Copy each line containing the word "utorrent" from the records that follow, please.

───

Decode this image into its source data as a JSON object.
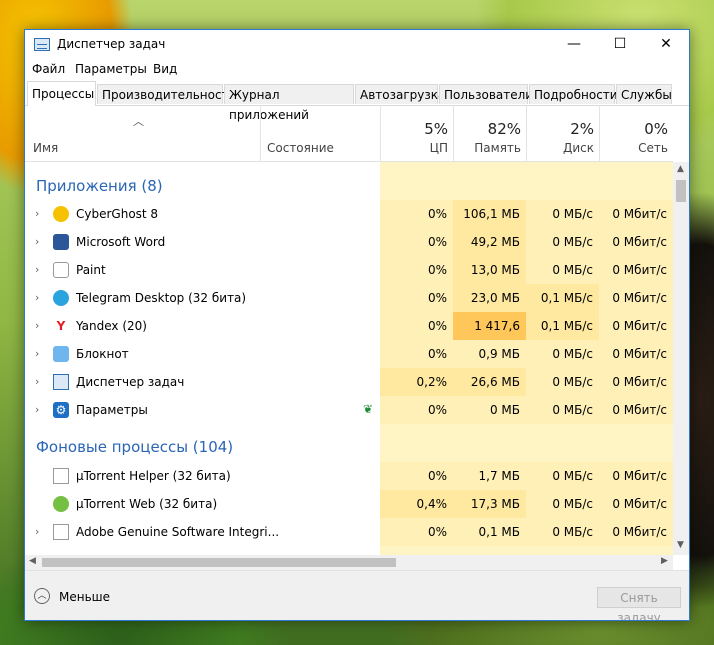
{
  "window": {
    "title": "Диспетчер задач",
    "controls": {
      "minimize": "—",
      "maximize": "☐",
      "close": "✕"
    }
  },
  "menu": [
    "Файл",
    "Параметры",
    "Вид"
  ],
  "tabs": [
    "Процессы",
    "Производительность",
    "Журнал приложений",
    "Автозагрузка",
    "Пользователи",
    "Подробности",
    "Службы"
  ],
  "header": {
    "name": "Имя",
    "state": "Состояние",
    "columns": [
      {
        "pct": "5%",
        "label": "ЦП"
      },
      {
        "pct": "82%",
        "label": "Память"
      },
      {
        "pct": "2%",
        "label": "Диск"
      },
      {
        "pct": "0%",
        "label": "Сеть"
      }
    ]
  },
  "sections": {
    "apps": "Приложения (8)",
    "background": "Фоновые процессы (104)"
  },
  "rows": [
    {
      "name": "CyberGhost 8",
      "icon": "cyberghost-icon",
      "cpu": "0%",
      "mem": "106,1 МБ",
      "disk": "0 МБ/с",
      "net": "0 Мбит/с"
    },
    {
      "name": "Microsoft Word",
      "icon": "word-icon",
      "cpu": "0%",
      "mem": "49,2 МБ",
      "disk": "0 МБ/с",
      "net": "0 Мбит/с"
    },
    {
      "name": "Paint",
      "icon": "paint-icon",
      "cpu": "0%",
      "mem": "13,0 МБ",
      "disk": "0 МБ/с",
      "net": "0 Мбит/с"
    },
    {
      "name": "Telegram Desktop (32 бита)",
      "icon": "telegram-icon",
      "cpu": "0%",
      "mem": "23,0 МБ",
      "disk": "0,1 МБ/с",
      "net": "0 Мбит/с"
    },
    {
      "name": "Yandex (20)",
      "icon": "yandex-icon",
      "cpu": "0%",
      "mem": "1 417,6 МБ",
      "disk": "0,1 МБ/с",
      "net": "0 Мбит/с"
    },
    {
      "name": "Блокнот",
      "icon": "notepad-icon",
      "cpu": "0%",
      "mem": "0,9 МБ",
      "disk": "0 МБ/с",
      "net": "0 Мбит/с"
    },
    {
      "name": "Диспетчер задач",
      "icon": "task-manager-icon",
      "cpu": "0,2%",
      "mem": "26,6 МБ",
      "disk": "0 МБ/с",
      "net": "0 Мбит/с"
    },
    {
      "name": "Параметры",
      "icon": "settings-gear-icon",
      "cpu": "0%",
      "mem": "0 МБ",
      "disk": "0 МБ/с",
      "net": "0 Мбит/с"
    },
    {
      "name": "µTorrent Helper (32 бита)",
      "icon": "utorrent-helper-icon",
      "cpu": "0%",
      "mem": "1,7 МБ",
      "disk": "0 МБ/с",
      "net": "0 Мбит/с"
    },
    {
      "name": "µTorrent Web (32 бита)",
      "icon": "utorrent-web-icon",
      "cpu": "0,4%",
      "mem": "17,3 МБ",
      "disk": "0 МБ/с",
      "net": "0 Мбит/с"
    },
    {
      "name": "Adobe Genuine Software Integri...",
      "icon": "adobe-icon",
      "cpu": "0%",
      "mem": "0,1 МБ",
      "disk": "0 МБ/с",
      "net": "0 Мбит/с"
    }
  ],
  "footer": {
    "less": "Меньше",
    "end_task": "Снять задачу"
  },
  "colors": {
    "accent": "#2a66b5",
    "metric_bg": "#fff4c4",
    "metric_mid": "#ffe9a0",
    "metric_high": "#ffc65a"
  }
}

───

EXERCISE SOLUTION:
      "icon": "utorrent-helper-icon",
      "icon": "utorrent-web-icon",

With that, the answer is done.